• _To do_
Emit the entire listing verbatim.

• _Supplied material_
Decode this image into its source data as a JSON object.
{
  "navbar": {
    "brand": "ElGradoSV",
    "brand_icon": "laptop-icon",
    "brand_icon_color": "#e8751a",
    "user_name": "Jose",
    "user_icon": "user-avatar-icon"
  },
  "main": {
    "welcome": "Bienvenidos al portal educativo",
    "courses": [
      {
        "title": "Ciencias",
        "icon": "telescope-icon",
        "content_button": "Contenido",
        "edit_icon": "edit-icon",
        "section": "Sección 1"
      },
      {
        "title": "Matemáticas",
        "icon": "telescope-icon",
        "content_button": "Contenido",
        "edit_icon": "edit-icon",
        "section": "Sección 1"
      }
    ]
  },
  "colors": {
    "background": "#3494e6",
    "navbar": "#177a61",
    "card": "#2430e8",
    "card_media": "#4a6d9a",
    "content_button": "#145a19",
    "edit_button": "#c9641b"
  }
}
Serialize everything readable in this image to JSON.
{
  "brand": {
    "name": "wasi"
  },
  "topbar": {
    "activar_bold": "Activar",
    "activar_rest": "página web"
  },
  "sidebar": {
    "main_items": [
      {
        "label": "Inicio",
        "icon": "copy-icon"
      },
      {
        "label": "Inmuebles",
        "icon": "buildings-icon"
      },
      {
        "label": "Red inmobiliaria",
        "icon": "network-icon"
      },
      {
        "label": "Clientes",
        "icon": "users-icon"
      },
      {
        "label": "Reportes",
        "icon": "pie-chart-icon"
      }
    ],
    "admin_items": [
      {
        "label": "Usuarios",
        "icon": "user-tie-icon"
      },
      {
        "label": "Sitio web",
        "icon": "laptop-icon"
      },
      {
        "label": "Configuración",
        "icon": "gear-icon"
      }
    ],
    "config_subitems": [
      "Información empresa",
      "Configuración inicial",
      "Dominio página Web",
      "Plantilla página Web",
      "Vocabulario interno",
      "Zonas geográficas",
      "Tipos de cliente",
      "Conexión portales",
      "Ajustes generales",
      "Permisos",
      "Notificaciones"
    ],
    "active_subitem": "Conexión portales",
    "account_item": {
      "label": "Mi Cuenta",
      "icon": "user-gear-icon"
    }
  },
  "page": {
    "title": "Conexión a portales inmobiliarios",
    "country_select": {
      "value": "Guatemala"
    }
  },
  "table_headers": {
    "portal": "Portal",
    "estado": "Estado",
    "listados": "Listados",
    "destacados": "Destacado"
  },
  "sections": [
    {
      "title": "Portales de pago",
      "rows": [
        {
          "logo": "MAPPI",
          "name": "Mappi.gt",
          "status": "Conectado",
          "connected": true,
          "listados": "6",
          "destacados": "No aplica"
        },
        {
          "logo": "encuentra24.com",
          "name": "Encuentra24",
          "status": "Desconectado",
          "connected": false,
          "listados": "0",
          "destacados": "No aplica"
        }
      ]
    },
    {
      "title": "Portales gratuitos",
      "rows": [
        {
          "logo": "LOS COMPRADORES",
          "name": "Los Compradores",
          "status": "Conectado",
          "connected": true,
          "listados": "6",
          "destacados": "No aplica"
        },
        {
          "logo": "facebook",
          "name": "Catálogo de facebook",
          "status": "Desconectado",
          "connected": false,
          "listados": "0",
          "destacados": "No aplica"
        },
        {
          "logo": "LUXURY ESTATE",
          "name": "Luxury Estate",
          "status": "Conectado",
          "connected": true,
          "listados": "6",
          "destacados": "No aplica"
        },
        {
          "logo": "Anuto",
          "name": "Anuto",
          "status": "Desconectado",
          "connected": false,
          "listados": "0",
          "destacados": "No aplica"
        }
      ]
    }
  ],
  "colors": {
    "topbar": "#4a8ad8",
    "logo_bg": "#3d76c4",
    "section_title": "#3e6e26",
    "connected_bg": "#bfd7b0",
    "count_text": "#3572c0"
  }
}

• _Answer to the task_
Decode this image into its source data as a JSON object.
{
  "navbar": {
    "brand": "ElGradoSV",
    "brand_icon": "laptop-icon",
    "brand_icon_color": "#e8751a",
    "user_name": "Jose",
    "user_icon": "user-avatar-icon"
  },
  "main": {
    "welcome": "Bienvenidos al portal educativo",
    "courses": [
      {
        "title": "Ciencias",
        "icon": "telescope-icon",
        "content_button": "Contenido",
        "edit_icon": "edit-icon",
        "section": "Sección 1"
      },
      {
        "title": "Matemáticas",
        "icon": "telescope-icon",
        "content_button": "Contenido",
        "edit_icon": "edit-icon",
        "section": "Sección 1"
      }
    ]
  },
  "colors": {
    "background": "#3494e6",
    "navbar": "#177a61",
    "card": "#2430e8",
    "card_media": "#4a6d9a",
    "content_button": "#145a19",
    "edit_button": "#c9641b"
  }
}
Serialize everything readable in this image to JSON.
{
  "brand": {
    "name": "wasi"
  },
  "topbar": {
    "activar_bold": "Activar",
    "activar_rest": "página web"
  },
  "sidebar": {
    "main_items": [
      {
        "label": "Inicio",
        "icon": "copy-icon"
      },
      {
        "label": "Inmuebles",
        "icon": "buildings-icon"
      },
      {
        "label": "Red inmobiliaria",
        "icon": "network-icon"
      },
      {
        "label": "Clientes",
        "icon": "users-icon"
      },
      {
        "label": "Reportes",
        "icon": "pie-chart-icon"
      }
    ],
    "admin_items": [
      {
        "label": "Usuarios",
        "icon": "user-tie-icon"
      },
      {
        "label": "Sitio web",
        "icon": "laptop-icon"
      },
      {
        "label": "Configuración",
        "icon": "gear-icon"
      }
    ],
    "config_subitems": [
      "Información empresa",
      "Configuración inicial",
      "Dominio página Web",
      "Plantilla página Web",
      "Vocabulario interno",
      "Zonas geográficas",
      "Tipos de cliente",
      "Conexión portales",
      "Ajustes generales",
      "Permisos",
      "Notificaciones"
    ],
    "active_subitem": "Conexión portales",
    "account_item": {
      "label": "Mi Cuenta",
      "icon": "user-gear-icon"
    }
  },
  "page": {
    "title": "Conexión a portales inmobiliarios",
    "country_select": {
      "value": "Guatemala"
    }
  },
  "table_headers": {
    "portal": "Portal",
    "estado": "Estado",
    "listados": "Listados",
    "destacados": "Destacado"
  },
  "sections": [
    {
      "title": "Portales de pago",
      "rows": [
        {
          "logo": "MAPPI",
          "name": "Mappi.gt",
          "status": "Conectado",
          "connected": true,
          "listados": "6",
          "destacados": "No aplica"
        },
        {
          "logo": "encuentra24.com",
          "name": "Encuentra24",
          "status": "Desconectado",
          "connected": false,
          "listados": "0",
          "destacados": "No aplica"
        }
      ]
    },
    {
      "title": "Portales gratuitos",
      "rows": [
        {
          "logo": "LOS COMPRADORES",
          "name": "Los Compradores",
          "status": "Conectado",
          "connected": true,
          "listados": "6",
          "destacados": "No aplica"
        },
        {
          "logo": "facebook",
          "name": "Catálogo de facebook",
          "status": "Desconectado",
          "connected": false,
          "listados": "0",
          "destacados": "No aplica"
        },
        {
          "logo": "LUXURY ESTATE",
          "name": "Luxury Estate",
          "status": "Conectado",
          "connected": true,
          "listados": "6",
          "destacados": "No aplica"
        },
        {
          "logo": "Anuto",
          "name": "Anuto",
          "status": "Desconectado",
          "connected": false,
          "listados": "0",
          "destacados": "No aplica"
        }
      ]
    }
  ],
  "colors": {
    "topbar": "#4a8ad8",
    "logo_bg": "#3d76c4",
    "section_title": "#3e6e26",
    "connected_bg": "#bfd7b0",
    "count_text": "#3572c0"
  }
}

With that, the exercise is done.